▸ What the task asks: Go through the lines below and copy each one that holds the string "Mayor".

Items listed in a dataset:
#####

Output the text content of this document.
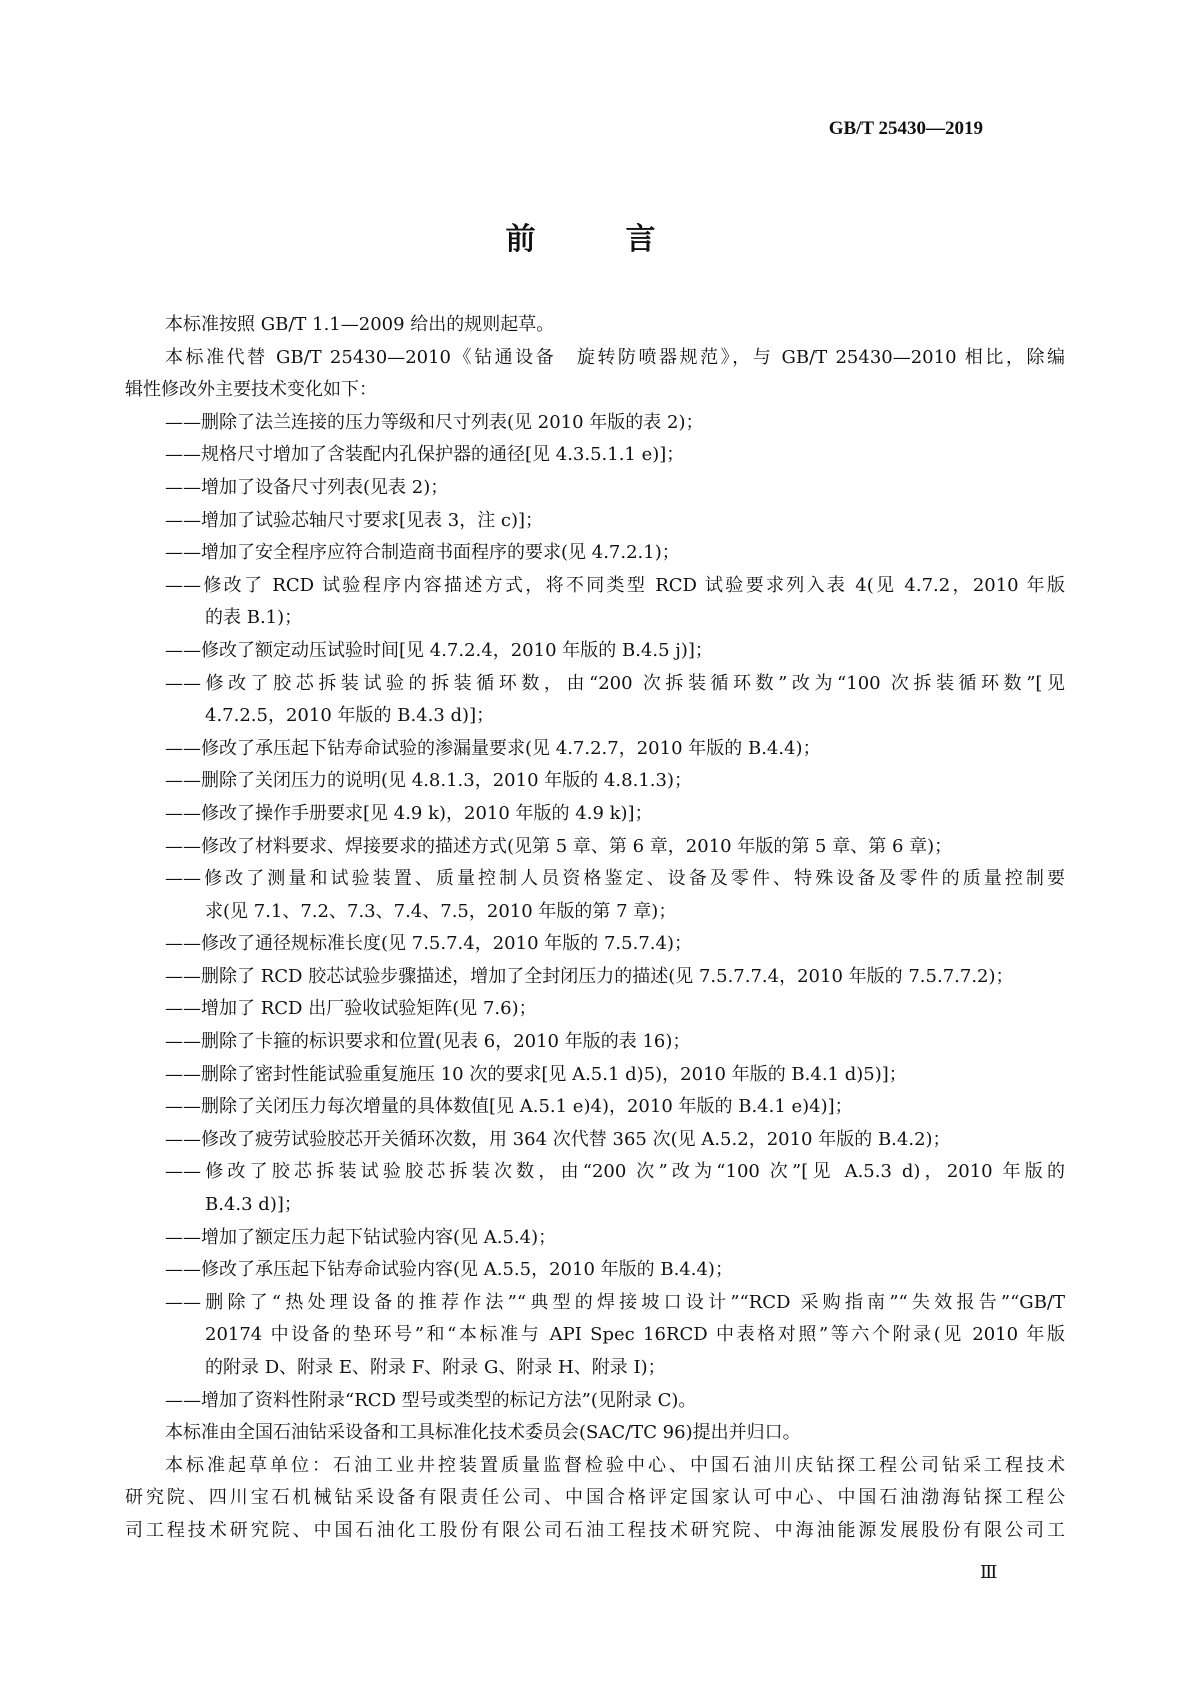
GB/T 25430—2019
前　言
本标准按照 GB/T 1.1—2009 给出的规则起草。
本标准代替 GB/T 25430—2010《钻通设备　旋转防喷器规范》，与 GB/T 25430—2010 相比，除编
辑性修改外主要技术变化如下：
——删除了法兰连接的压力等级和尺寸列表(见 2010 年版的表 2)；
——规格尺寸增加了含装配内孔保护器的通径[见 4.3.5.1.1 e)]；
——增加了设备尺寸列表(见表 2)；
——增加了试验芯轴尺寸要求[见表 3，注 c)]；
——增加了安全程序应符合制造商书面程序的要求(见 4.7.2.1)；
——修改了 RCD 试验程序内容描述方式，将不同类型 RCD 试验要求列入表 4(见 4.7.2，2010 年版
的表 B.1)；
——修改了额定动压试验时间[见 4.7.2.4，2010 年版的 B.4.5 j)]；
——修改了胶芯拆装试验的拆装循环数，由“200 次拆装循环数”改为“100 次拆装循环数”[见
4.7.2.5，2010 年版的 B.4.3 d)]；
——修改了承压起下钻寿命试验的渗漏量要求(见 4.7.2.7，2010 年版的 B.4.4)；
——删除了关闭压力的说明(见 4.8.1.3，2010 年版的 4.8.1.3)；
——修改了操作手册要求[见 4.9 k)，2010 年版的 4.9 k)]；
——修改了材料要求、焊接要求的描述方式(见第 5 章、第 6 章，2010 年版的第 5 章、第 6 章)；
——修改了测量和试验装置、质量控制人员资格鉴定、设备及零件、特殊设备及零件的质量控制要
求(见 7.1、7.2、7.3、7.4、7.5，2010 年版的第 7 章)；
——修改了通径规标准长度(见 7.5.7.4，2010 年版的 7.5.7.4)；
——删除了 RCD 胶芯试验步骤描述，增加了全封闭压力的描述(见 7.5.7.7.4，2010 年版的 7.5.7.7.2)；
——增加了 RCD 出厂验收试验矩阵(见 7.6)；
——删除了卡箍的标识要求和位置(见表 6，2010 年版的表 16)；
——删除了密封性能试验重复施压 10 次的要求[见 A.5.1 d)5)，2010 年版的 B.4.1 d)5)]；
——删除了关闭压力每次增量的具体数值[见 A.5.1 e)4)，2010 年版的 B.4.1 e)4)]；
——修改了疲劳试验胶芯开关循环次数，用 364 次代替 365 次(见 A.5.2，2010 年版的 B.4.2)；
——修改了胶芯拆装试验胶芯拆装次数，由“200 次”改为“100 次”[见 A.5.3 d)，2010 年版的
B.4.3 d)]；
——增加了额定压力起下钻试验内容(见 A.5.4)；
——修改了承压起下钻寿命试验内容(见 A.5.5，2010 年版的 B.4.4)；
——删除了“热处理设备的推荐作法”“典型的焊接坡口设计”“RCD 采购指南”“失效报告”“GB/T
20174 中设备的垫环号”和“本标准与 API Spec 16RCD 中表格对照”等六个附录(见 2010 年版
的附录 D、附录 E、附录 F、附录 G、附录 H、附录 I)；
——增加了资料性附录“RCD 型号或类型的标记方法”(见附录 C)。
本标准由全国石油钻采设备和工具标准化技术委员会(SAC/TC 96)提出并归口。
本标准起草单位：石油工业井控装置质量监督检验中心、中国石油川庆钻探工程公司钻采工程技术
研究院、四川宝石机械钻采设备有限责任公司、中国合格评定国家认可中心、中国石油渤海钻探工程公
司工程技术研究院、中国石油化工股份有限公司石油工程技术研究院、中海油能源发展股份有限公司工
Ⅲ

#####

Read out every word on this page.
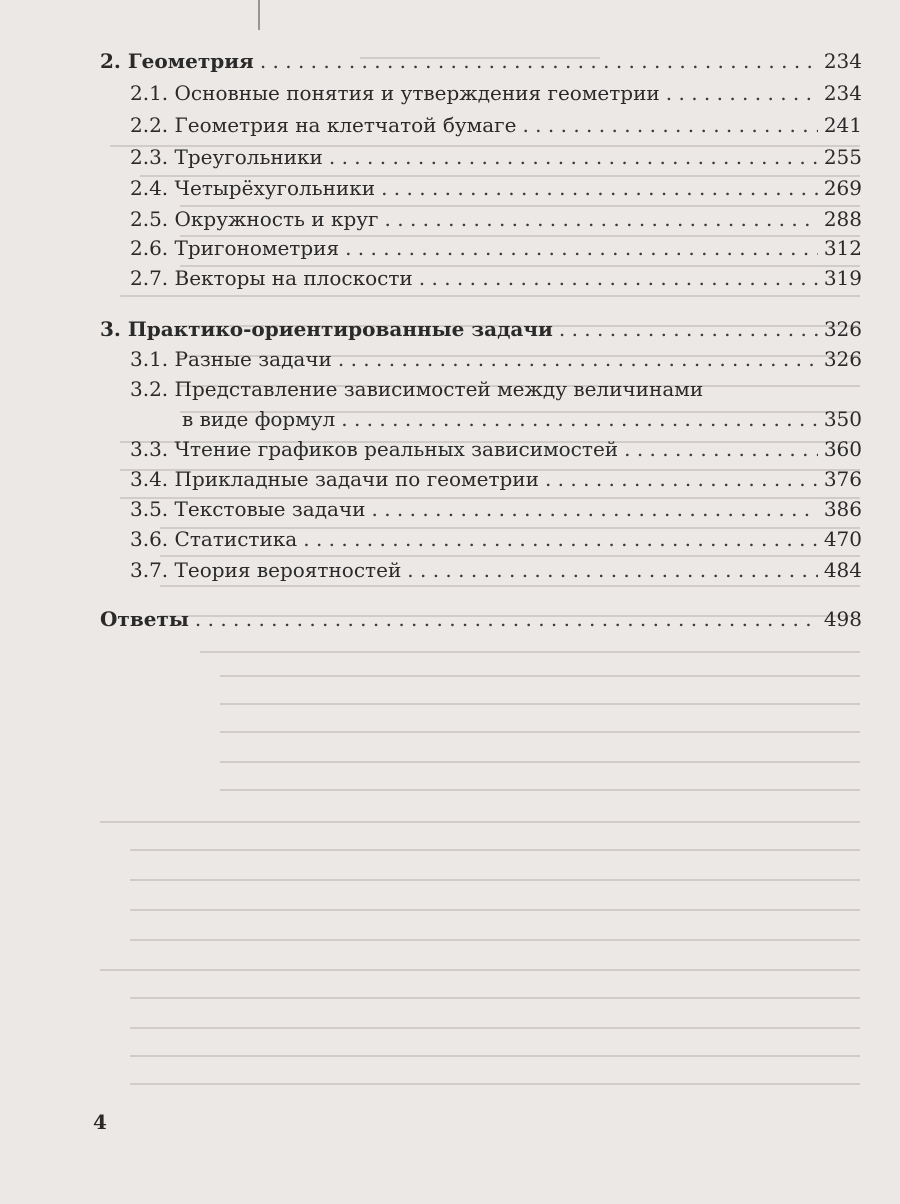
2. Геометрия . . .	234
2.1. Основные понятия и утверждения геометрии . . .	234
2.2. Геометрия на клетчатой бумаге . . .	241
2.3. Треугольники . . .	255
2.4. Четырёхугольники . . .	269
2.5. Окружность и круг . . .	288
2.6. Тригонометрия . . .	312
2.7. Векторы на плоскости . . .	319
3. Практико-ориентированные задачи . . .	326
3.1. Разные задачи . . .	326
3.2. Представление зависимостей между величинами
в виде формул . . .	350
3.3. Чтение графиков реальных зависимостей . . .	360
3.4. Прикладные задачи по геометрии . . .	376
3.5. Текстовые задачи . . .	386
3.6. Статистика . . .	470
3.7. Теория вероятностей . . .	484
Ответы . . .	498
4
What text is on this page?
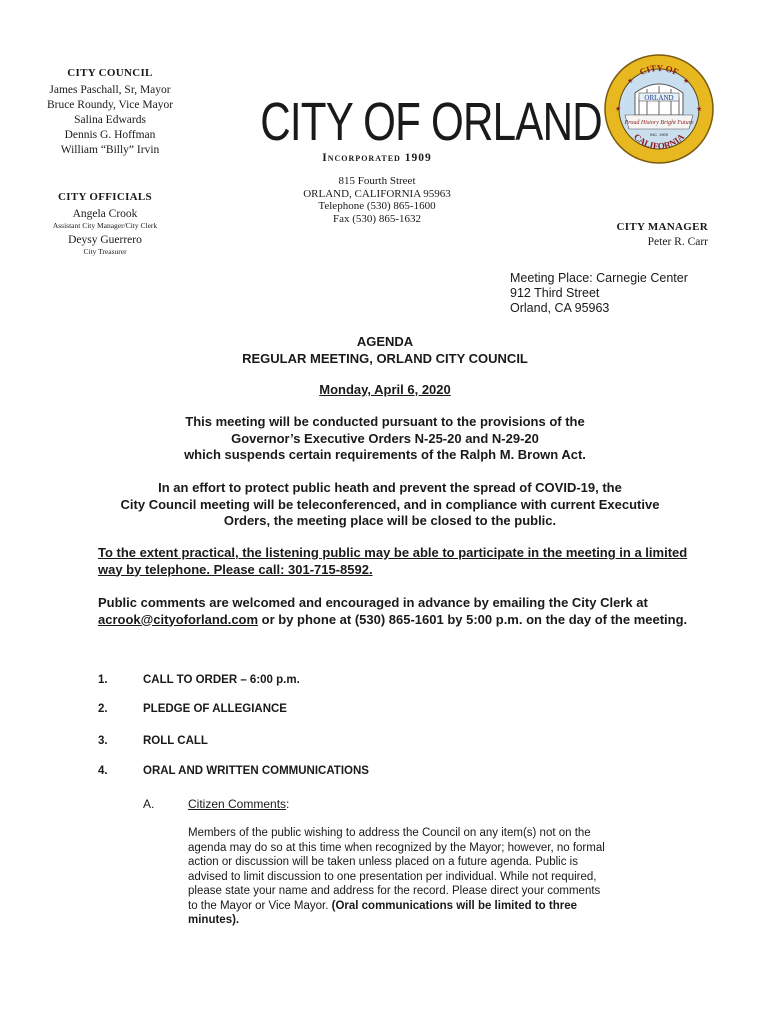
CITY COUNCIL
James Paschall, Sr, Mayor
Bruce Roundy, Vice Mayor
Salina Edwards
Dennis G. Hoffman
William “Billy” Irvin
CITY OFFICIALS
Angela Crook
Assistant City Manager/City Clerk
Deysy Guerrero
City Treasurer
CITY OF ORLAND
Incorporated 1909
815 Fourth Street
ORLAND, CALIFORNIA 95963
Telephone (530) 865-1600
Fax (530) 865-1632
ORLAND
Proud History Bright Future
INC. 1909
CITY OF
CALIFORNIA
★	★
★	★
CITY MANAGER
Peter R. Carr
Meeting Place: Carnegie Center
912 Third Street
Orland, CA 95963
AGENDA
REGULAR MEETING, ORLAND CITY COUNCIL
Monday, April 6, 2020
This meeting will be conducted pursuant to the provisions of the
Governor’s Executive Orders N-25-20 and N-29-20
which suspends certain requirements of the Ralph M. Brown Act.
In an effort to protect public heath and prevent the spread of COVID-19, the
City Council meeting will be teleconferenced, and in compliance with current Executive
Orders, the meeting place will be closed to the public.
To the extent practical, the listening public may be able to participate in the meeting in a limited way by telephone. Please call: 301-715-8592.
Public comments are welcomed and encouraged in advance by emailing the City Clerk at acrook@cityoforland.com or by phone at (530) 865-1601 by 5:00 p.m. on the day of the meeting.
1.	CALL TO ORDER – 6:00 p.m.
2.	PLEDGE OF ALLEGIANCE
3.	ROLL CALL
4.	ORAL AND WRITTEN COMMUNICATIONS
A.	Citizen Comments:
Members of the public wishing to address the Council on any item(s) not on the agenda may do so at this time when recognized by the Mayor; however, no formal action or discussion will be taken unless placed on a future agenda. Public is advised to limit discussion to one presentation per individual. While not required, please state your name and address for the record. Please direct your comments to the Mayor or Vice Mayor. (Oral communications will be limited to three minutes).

#####

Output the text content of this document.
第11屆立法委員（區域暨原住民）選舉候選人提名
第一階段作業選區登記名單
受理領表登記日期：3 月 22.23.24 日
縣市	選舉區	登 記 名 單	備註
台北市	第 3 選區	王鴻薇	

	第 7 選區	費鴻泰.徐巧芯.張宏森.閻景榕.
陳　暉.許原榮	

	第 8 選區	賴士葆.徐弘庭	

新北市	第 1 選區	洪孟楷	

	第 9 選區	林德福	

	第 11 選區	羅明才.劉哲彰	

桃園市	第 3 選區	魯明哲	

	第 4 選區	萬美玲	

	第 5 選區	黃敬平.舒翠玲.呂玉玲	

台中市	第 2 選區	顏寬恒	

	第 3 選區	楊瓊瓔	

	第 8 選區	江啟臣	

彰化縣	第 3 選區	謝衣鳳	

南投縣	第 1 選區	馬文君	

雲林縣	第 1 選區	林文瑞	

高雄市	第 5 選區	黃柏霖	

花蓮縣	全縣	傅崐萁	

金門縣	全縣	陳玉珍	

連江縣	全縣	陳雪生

#####

▸ Full response:
James Paschall, Sr, Mayor
Bruce Roundy, Vice Mayor
Members of the public wishing to address the Council on any item(s) not on the agenda may do so at this time when recognized by the Mayor; however, no formal action or discussion will be taken unless placed on a future agenda. Public is advised to limit discussion to one presentation per individual. While not required, please state your name and address for the record. Please direct your comments to the Mayor or Vice Mayor. (Oral communications will be limited to three minutes).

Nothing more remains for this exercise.